▶ **Aim A**
Reproduce the listing exactly, beginning at its first line and ending after the line that contains "watermark-logo: 9游戏: [158, 4, 220, 36]", with both of those lines included.

▶ **Text to read**
.....

08Oct Conference: Irish Catholicism on Trial. Oct 6 & 7

Phil Greene, an occasional commentator on this site, attended the conference, and has sent us these notes to give some idea of what went on. Like Phil, I too found it a most enjoyable and stimulating two days. (Tony F.)

“Irish Catholicism on Trial – 2 day international conference” – the National Centre for Franco-Irish Studies in the IT Tallaght – 6th/7th October 2017
Organisers Dr. Eamon Maher of the National Centre for Franco-Irish Studies in ITT and Revd. John Littleton of the Priory Intitute in Tallaght.

It was the end of day 2 of the conference in ITT, I was packing up ready to say my goodbyes when Tony Flannery turned around and asked me if I would write a summary of the conference for the ACP website!!! My whole system went into meltdown (behind a calm façade I hope) and all I thought was “I am not good enough to do this..”. But here I am now and hoping all the while that I give both the course and everyone concerned the justice they deserve.
Let me say first to anyone reading this who wishes to attend a course on his/her own to just do it.. it can be a little awkward at times but always inclusive, you will find your own rhythm 😊
Dr. Eamon Maher replied to my mail to me in such a friendly manner and that set the tone for the whole conference. I was struck immediately and indeed throughout this conference of the existence of long friendshipsbuilt on mutual respect, supportive structures and enjoyment of one another’s company within this quite diverse group.
Eamon explained that the title was a bit of a misnomer.
The conference represented, to me anyway, a holistic approach, incorporating both the mind and the senses, ofbeing Irish and being a Catholic, and about being both – past present and future, the good, the bad and unfortunately the ugly. But this was not about bashing the institution to bits and asking the French to join in, no it was a well thought- out, objective, outward-looking conference that wants to help the Catholic faithful, clerical and lay, navigate the complex road ahead of all of us, together.

Panel 1 – Scriptural, literary and journalistic representations of Irish Catholicism – 4 panellists
Keynote No. 1 – Professor Dermot Keogh gave us a comprehensive history of the influence and control that the Catholic Church enjoyed especially since the state began up to recent times.

.....

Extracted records
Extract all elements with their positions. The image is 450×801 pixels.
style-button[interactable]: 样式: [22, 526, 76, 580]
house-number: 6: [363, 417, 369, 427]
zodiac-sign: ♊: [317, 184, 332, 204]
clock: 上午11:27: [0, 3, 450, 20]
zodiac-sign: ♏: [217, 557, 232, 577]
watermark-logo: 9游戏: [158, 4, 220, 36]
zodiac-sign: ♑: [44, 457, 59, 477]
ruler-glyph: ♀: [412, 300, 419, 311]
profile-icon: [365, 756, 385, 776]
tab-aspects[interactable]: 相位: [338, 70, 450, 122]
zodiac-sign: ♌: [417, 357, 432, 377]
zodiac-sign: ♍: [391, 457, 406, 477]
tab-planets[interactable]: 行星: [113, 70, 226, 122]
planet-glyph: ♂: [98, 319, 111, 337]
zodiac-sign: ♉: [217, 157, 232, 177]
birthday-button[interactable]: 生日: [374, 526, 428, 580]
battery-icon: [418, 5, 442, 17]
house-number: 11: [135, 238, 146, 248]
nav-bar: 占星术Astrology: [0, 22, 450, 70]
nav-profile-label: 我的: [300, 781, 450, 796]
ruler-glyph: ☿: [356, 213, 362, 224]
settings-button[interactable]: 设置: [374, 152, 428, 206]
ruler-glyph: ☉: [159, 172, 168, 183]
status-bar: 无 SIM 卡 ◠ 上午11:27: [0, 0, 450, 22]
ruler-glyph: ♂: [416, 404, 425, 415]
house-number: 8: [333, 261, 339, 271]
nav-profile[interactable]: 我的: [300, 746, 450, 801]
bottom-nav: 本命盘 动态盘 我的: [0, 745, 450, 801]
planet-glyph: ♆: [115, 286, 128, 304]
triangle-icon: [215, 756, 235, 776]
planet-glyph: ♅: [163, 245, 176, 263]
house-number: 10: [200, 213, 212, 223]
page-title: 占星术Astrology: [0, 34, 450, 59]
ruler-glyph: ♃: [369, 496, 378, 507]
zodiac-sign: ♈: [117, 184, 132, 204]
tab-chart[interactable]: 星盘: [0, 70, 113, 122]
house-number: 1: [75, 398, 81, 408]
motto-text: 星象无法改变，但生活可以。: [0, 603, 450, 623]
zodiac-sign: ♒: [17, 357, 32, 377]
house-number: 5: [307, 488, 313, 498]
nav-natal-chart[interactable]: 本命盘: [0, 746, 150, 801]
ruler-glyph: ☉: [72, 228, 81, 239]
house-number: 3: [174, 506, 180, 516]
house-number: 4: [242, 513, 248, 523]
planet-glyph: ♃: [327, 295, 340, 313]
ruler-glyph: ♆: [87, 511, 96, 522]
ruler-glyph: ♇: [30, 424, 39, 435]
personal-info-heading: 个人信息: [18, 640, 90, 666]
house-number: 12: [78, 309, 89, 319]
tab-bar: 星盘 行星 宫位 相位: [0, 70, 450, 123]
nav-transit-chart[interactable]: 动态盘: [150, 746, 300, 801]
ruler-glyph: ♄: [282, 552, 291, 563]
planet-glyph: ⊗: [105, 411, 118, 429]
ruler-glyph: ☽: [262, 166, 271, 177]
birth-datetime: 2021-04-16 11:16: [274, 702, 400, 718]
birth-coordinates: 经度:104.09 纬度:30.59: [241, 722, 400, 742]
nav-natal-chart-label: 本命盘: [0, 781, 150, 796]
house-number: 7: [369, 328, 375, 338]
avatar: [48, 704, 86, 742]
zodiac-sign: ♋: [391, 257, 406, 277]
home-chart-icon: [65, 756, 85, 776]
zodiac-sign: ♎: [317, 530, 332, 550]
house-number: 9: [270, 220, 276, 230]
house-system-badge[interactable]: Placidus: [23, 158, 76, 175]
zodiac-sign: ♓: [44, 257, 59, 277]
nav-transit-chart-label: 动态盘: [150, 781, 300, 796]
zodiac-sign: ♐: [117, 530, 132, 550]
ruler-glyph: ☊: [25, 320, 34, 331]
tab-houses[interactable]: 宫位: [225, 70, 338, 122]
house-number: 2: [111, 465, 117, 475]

.....

▶ **Aim B**
Summarize the conference notes in three sentences.

▶ **Final answer A**
Extract all elements with their positions. The image is 450×801 pixels.
style-button[interactable]: 样式: [22, 526, 76, 580]
house-number: 6: [363, 417, 369, 427]
zodiac-sign: ♊: [317, 184, 332, 204]
clock: 上午11:27: [0, 3, 450, 20]
zodiac-sign: ♏: [217, 557, 232, 577]
watermark-logo: 9游戏: [158, 4, 220, 36]

▶ **Final answer B**
Phil Greene attended "Irish Catholicism on Trial," a two-day international conference held on October 6 and 7, 2017, at the National Centre for Franco-Irish Studies in IT Tallaght, and was asked by Tony Flannery to write a summary of it for the ACP website. The conference, organized by Dr. Eamon Maher and Revd. John Littleton, struck Greene as friendly and as an objective, outward-looking effort to help the Catholic faithful, clerical and lay, navigate the road ahead rather than to bash the institution. In the first keynote, Professor Dermot Keogh gave a comprehensive history of the influence and control the Catholic Church enjoyed, especially from the founding of the state up to recent times.